*Exercise instructions*: Identify each line below that contains the word "image", and copy it out.

☆ ☆ ☆ ☆ ☆

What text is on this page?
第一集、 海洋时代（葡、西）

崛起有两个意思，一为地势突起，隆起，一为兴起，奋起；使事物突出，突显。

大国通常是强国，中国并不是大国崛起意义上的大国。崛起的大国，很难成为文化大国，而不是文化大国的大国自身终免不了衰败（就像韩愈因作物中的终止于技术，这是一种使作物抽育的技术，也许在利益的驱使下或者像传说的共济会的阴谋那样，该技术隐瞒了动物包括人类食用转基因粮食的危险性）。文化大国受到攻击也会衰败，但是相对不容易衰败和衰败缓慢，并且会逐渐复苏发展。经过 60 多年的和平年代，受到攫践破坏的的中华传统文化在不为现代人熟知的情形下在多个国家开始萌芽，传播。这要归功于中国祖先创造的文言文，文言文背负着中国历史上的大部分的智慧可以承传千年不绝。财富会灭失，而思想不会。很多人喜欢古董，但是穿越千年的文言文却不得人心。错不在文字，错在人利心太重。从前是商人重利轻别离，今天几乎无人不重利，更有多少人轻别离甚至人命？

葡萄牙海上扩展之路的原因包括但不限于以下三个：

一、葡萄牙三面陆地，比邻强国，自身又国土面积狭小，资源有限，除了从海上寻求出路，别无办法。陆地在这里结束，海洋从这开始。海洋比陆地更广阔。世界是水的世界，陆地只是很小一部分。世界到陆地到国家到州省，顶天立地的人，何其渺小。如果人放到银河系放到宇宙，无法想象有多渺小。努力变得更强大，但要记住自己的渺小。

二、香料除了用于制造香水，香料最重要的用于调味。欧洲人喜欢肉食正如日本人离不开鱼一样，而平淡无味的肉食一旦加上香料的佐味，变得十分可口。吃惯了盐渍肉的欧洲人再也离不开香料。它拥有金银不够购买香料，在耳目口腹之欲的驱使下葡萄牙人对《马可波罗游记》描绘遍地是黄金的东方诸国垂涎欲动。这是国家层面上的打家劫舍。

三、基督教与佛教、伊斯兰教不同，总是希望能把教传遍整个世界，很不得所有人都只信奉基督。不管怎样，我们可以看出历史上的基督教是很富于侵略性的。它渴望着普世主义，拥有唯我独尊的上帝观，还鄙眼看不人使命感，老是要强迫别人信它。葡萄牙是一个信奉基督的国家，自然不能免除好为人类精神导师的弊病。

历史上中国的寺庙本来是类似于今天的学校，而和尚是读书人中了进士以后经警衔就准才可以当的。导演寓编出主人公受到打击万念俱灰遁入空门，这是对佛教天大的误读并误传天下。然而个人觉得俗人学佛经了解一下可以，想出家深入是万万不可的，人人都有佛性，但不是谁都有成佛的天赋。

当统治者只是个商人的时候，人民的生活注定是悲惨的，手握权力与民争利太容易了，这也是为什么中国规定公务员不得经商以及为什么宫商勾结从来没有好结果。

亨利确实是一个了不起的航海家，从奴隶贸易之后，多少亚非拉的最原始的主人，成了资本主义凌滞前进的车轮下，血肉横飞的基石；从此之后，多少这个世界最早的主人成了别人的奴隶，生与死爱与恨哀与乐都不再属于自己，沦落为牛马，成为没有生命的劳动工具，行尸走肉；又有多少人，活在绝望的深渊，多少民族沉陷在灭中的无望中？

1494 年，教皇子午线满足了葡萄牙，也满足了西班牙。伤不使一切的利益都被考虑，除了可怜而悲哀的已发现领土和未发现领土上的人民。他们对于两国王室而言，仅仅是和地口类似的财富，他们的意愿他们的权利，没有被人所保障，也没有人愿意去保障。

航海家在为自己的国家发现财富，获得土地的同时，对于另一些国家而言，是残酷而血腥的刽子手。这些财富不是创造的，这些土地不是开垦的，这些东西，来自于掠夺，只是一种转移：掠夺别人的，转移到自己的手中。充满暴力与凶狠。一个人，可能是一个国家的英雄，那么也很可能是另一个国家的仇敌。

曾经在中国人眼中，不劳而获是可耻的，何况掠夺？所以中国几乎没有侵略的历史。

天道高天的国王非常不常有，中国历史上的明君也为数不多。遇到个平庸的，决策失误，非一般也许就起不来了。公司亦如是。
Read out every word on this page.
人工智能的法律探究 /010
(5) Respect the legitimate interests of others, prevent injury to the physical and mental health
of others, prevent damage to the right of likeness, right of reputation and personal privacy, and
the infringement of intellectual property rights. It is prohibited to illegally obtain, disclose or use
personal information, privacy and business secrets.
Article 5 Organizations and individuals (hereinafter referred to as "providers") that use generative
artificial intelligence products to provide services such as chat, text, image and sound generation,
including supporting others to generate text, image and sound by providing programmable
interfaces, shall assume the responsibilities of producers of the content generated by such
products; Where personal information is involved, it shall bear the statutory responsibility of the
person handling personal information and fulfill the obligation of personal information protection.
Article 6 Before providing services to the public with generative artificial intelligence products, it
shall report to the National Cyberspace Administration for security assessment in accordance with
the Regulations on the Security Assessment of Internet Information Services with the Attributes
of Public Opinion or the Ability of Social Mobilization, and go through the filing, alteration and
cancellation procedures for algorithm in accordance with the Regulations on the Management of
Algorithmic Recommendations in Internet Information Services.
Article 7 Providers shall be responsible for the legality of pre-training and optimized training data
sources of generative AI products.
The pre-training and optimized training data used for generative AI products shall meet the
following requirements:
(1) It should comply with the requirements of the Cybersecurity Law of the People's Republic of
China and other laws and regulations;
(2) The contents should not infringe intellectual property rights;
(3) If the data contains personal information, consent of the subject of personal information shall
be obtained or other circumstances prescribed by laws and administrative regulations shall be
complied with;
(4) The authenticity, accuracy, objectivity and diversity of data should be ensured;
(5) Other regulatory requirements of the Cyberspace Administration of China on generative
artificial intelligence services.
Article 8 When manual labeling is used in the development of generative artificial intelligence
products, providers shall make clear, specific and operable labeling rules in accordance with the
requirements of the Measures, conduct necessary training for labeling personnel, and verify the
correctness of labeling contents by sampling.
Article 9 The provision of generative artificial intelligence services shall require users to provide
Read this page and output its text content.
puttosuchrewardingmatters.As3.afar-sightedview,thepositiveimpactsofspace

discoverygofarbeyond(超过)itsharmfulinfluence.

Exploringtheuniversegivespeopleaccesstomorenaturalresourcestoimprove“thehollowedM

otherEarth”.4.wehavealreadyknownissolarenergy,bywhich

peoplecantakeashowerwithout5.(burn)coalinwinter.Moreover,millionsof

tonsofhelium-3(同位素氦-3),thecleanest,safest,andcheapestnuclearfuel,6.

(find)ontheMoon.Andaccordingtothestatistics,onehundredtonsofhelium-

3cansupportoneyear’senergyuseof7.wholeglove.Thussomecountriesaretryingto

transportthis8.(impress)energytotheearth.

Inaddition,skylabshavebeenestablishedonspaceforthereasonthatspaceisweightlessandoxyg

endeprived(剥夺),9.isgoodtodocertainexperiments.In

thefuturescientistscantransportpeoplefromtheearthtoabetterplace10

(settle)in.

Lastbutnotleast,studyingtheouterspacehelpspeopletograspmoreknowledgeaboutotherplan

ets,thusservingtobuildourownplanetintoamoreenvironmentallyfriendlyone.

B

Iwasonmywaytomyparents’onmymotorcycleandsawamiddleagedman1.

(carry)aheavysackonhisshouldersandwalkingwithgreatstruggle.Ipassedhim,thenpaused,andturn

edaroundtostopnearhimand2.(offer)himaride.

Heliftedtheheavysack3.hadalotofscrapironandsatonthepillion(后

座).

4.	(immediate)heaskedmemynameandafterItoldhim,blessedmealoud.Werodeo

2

☆ ☆ ☆ ☆ ☆

*Completed task*:
artificial intelligence products to provide services such as chat, text, image and sound generation,
including supporting others to generate text, image and sound by providing programmable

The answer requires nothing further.